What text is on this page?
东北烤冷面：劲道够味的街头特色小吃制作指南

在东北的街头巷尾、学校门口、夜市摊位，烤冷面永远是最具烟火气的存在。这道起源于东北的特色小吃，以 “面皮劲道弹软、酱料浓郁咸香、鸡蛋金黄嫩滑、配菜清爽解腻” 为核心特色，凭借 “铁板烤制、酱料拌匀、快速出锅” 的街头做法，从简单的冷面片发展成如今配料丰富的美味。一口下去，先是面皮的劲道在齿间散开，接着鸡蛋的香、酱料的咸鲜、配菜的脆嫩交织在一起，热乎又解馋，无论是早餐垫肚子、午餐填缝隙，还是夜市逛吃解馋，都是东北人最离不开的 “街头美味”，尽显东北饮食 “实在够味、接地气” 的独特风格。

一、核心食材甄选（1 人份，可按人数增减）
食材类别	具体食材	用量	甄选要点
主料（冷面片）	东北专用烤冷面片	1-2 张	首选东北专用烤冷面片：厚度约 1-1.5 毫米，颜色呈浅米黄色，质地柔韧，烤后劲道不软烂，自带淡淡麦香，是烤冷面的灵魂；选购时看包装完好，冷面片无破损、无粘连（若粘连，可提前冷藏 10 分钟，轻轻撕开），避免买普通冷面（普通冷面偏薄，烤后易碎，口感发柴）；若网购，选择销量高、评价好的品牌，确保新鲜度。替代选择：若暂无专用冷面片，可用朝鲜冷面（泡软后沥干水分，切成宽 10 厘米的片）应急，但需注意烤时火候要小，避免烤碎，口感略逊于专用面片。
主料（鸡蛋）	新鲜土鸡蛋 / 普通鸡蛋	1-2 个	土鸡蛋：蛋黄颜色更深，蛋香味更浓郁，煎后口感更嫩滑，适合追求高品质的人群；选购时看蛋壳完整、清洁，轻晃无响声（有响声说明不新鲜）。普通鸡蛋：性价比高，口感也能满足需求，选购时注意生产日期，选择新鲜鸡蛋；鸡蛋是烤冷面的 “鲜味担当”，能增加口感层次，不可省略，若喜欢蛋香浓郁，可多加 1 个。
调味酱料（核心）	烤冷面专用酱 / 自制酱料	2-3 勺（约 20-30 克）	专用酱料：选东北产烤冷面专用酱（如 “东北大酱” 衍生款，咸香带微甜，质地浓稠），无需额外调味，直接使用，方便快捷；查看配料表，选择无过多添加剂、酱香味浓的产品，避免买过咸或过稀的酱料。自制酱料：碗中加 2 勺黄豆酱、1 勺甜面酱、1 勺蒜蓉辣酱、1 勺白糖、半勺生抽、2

----

> Task:
Extract the complete data, matching each line exactly.

> Final result:
What text is on this page?
东北烤冷面：劲道够味的街头特色小吃制作指南

在东北的街头巷尾、学校门口、夜市摊位，烤冷面永远是最具烟火气的存在。这道起源于东北的特色小吃，以 “面皮劲道弹软、酱料浓郁咸香、鸡蛋金黄嫩滑、配菜清爽解腻” 为核心特色，凭借 “铁板烤制、酱料拌匀、快速出锅” 的街头做法，从简单的冷面片发展成如今配料丰富的美味。一口下去，先是面皮的劲道在齿间散开，接着鸡蛋的香、酱料的咸鲜、配菜的脆嫩交织在一起，热乎又解馋，无论是早餐垫肚子、午餐填缝隙，还是夜市逛吃解馋，都是东北人最离不开的 “街头美味”，尽显东北饮食 “实在够味、接地气” 的独特风格。

一、核心食材甄选（1 人份，可按人数增减）
食材类别	具体食材	用量	甄选要点
主料（冷面片）	东北专用烤冷面片	1-2 张	首选东北专用烤冷面片：厚度约 1-1.5 毫米，颜色呈浅米黄色，质地柔韧，烤后劲道不软烂，自带淡淡麦香，是烤冷面的灵魂；选购时看包装完好，冷面片无破损、无粘连（若粘连，可提前冷藏 10 分钟，轻轻撕开），避免买普通冷面（普通冷面偏薄，烤后易碎，口感发柴）；若网购，选择销量高、评价好的品牌，确保新鲜度。替代选择：若暂无专用冷面片，可用朝鲜冷面（泡软后沥干水分，切成宽 10 厘米的片）应急，但需注意烤时火候要小，避免烤碎，口感略逊于专用面片。
主料（鸡蛋）	新鲜土鸡蛋 / 普通鸡蛋	1-2 个	土鸡蛋：蛋黄颜色更深，蛋香味更浓郁，煎后口感更嫩滑，适合追求高品质的人群；选购时看蛋壳完整、清洁，轻晃无响声（有响声说明不新鲜）。普通鸡蛋：性价比高，口感也能满足需求，选购时注意生产日期，选择新鲜鸡蛋；鸡蛋是烤冷面的 “鲜味担当”，能增加口感层次，不可省略，若喜欢蛋香浓郁，可多加 1 个。
调味酱料（核心）	烤冷面专用酱 / 自制酱料	2-3 勺（约 20-30 克）	专用酱料：选东北产烤冷面专用酱（如 “东北大酱” 衍生款，咸香带微甜，质地浓稠），无需额外调味，直接使用，方便快捷；查看配料表，选择无过多添加剂、酱香味浓的产品，避免买过咸或过稀的酱料。自制酱料：碗中加 2 勺黄豆酱、1 勺甜面酱、1 勺蒜蓉辣酱、1 勺白糖、半勺生抽、2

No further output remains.